**PROVIDED DATA**
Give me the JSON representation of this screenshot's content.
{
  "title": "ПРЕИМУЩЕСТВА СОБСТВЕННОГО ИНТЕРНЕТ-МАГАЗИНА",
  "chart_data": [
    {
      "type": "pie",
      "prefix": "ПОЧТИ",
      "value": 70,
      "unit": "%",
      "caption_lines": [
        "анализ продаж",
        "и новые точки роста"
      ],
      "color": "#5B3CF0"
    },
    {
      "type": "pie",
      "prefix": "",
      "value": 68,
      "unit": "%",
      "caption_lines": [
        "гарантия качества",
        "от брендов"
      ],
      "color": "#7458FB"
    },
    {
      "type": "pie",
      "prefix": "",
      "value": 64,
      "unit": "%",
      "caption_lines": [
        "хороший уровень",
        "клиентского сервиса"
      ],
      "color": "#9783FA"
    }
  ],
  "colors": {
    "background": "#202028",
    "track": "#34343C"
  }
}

**WHAT TO PRODUCE**
Each line in the material above must be retyped without alteration.

**ANSWER TO THE PROBLEM**
Give me the JSON representation of this screenshot's content.
{
  "title": "ПРЕИМУЩЕСТВА СОБСТВЕННОГО ИНТЕРНЕТ-МАГАЗИНА",
  "chart_data": [
    {
      "type": "pie",
      "prefix": "ПОЧТИ",
      "value": 70,
      "unit": "%",
      "caption_lines": [
        "анализ продаж",
        "и новые точки роста"
      ],
      "color": "#5B3CF0"
    },
    {
      "type": "pie",
      "prefix": "",
      "value": 68,
      "unit": "%",
      "caption_lines": [
        "гарантия качества",
        "от брендов"
      ],
      "color": "#7458FB"
    },
    {
      "type": "pie",
      "prefix": "",
      "value": 64,
      "unit": "%",
      "caption_lines": [
        "хороший уровень",
        "клиентского сервиса"
      ],
      "color": "#9783FA"
    }
  ],
  "colors": {
    "background": "#202028",
    "track": "#34343C"
  }
}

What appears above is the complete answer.